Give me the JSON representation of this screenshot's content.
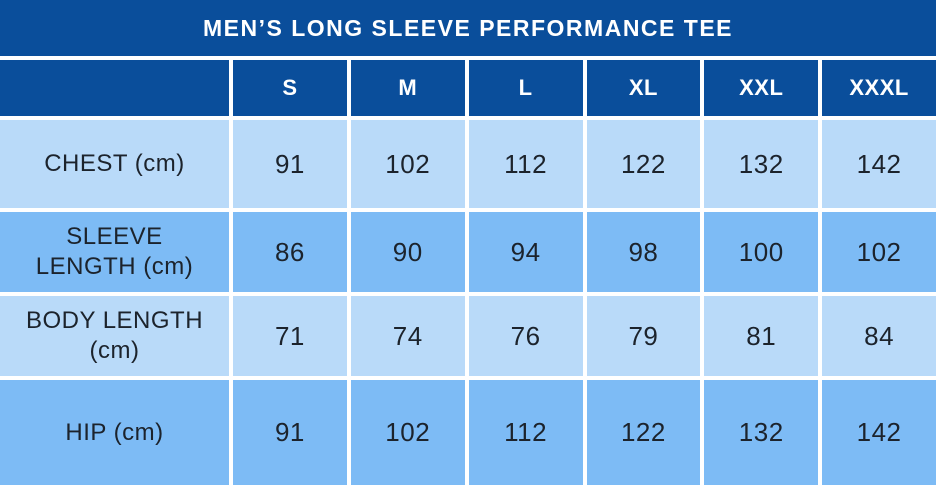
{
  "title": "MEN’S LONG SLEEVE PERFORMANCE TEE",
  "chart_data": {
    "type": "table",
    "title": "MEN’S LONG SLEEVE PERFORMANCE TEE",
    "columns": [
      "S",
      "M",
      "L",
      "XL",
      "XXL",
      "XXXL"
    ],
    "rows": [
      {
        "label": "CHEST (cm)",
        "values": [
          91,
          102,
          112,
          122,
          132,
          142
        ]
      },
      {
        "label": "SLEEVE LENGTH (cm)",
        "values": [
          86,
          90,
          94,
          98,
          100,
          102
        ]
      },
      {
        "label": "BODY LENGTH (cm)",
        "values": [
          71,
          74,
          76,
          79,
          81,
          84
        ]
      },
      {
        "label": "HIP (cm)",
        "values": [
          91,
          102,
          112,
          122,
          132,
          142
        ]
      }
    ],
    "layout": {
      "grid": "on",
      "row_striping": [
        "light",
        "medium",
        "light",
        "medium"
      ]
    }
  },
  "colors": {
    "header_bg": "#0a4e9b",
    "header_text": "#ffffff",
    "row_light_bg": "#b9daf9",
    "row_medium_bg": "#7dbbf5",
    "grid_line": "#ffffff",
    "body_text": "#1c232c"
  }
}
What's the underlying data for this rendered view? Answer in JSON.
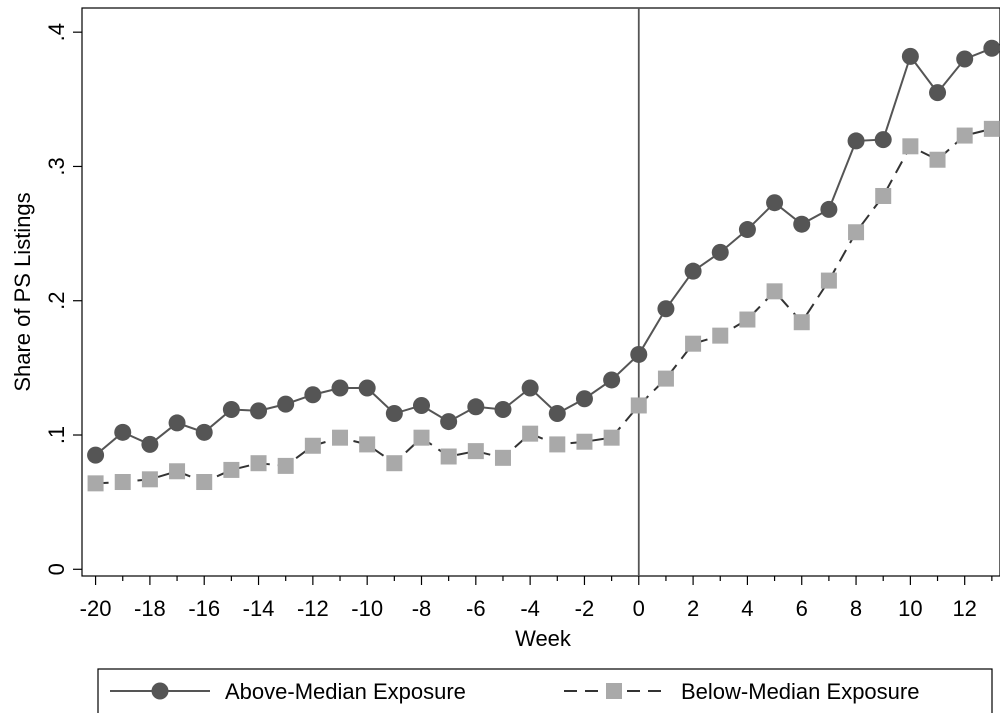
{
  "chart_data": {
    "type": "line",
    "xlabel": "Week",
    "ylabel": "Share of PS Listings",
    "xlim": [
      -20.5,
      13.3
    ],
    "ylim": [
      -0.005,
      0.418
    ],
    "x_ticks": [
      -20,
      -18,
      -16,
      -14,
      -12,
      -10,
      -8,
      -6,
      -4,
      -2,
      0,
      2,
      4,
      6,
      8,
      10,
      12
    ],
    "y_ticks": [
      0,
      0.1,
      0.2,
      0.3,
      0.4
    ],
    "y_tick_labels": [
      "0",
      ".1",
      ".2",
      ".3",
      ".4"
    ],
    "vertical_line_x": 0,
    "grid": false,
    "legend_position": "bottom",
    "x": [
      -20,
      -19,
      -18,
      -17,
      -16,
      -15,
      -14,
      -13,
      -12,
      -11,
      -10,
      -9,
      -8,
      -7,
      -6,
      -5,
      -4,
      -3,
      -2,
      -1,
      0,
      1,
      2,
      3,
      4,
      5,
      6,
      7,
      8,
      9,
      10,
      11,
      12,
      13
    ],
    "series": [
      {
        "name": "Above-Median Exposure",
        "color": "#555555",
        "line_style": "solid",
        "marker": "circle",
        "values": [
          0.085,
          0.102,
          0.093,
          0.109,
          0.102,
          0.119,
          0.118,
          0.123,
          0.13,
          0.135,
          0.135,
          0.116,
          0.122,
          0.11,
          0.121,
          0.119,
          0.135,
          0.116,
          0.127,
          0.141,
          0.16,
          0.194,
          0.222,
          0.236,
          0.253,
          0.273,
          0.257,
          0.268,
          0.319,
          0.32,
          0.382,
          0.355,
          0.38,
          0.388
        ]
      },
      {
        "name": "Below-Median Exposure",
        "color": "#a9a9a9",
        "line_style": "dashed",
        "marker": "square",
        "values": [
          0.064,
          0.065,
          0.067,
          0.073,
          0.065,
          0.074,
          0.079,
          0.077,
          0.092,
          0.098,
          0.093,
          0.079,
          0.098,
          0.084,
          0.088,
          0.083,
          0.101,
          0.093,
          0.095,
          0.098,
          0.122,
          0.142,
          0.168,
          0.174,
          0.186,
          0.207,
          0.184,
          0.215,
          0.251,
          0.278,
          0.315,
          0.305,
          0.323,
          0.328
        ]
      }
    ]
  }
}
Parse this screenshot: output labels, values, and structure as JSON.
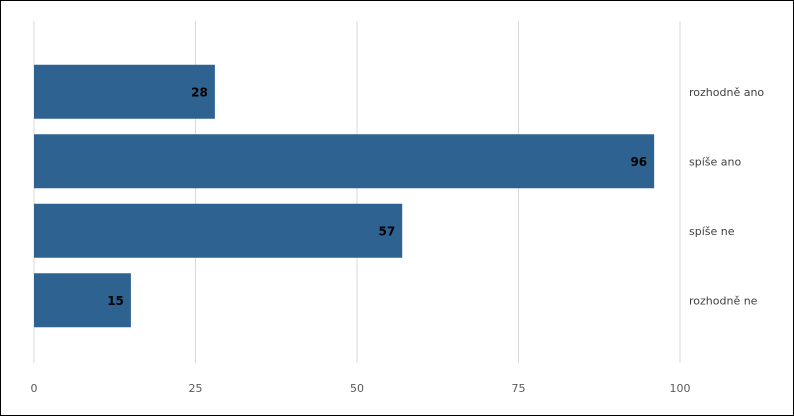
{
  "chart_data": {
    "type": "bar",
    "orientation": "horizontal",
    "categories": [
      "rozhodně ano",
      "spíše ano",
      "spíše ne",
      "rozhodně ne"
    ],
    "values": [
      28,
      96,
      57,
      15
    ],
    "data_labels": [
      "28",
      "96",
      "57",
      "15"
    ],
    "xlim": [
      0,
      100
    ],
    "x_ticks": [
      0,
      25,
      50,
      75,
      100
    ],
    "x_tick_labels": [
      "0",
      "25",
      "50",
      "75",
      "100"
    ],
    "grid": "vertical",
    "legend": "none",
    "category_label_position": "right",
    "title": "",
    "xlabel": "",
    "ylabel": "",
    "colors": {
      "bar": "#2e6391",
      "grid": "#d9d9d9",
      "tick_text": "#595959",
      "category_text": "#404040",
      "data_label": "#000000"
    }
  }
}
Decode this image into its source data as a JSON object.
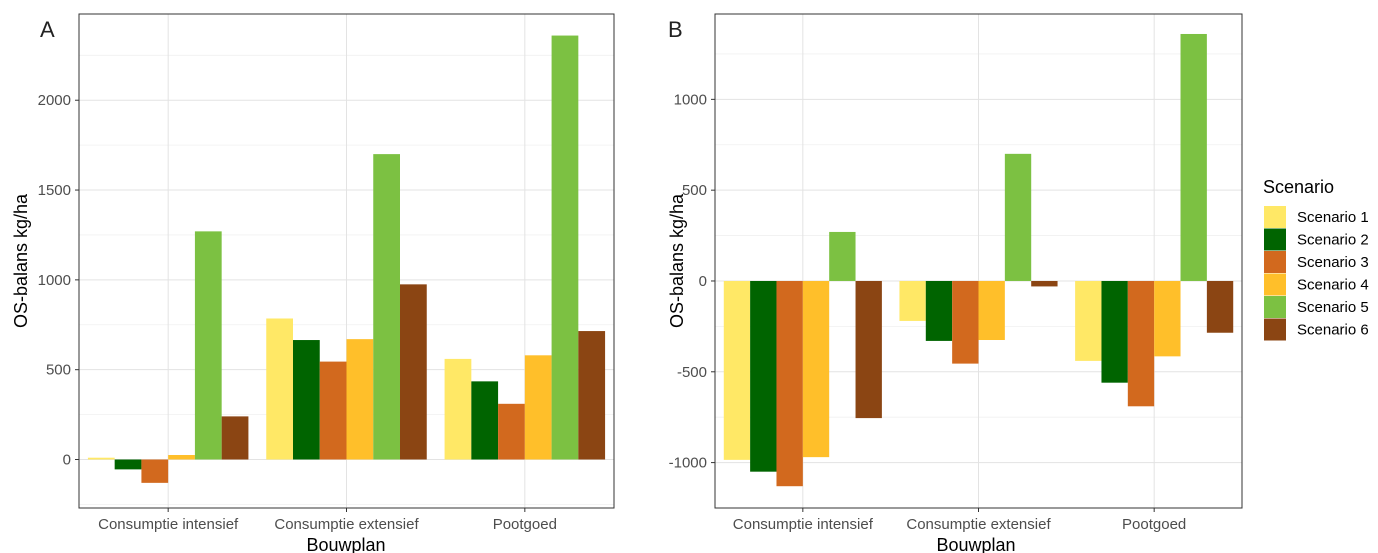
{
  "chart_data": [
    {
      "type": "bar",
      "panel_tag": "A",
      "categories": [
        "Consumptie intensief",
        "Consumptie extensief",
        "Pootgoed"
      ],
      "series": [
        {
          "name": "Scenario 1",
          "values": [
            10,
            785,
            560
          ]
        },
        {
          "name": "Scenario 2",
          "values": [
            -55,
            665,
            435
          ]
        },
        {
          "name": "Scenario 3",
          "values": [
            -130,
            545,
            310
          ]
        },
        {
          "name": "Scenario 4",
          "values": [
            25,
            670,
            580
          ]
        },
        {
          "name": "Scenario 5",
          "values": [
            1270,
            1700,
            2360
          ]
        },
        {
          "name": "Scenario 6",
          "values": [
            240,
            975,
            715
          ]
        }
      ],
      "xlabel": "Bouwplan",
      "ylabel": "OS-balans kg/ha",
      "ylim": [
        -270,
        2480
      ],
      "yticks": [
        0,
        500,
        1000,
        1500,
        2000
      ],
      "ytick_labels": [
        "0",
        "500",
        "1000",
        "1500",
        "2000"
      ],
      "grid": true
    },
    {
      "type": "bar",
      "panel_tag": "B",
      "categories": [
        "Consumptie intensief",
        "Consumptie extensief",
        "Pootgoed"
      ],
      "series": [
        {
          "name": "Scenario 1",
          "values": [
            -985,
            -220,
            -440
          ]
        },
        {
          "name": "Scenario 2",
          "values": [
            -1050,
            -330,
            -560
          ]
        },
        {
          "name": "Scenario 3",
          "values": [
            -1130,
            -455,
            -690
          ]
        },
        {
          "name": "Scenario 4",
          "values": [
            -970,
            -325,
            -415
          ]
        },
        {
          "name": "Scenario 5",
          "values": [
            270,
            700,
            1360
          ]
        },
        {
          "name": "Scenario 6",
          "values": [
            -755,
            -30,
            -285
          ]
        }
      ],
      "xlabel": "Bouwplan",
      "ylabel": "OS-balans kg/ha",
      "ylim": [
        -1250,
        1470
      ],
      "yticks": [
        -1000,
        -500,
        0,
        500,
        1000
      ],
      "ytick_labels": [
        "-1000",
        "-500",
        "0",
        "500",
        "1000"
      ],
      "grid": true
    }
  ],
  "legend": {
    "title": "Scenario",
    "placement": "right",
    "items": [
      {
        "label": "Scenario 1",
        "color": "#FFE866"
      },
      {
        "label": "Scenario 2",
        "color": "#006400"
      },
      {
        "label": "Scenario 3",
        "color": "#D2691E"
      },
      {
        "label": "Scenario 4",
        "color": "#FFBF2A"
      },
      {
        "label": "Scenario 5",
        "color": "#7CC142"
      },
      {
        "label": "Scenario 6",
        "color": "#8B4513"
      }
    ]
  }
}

_What to do:_
Search the entries for the word "Exposure" and pick out every line that holds it.

_Solution to this exercise:_
        "name": "Above-Median Exposure",
        "name": "Below-Median Exposure",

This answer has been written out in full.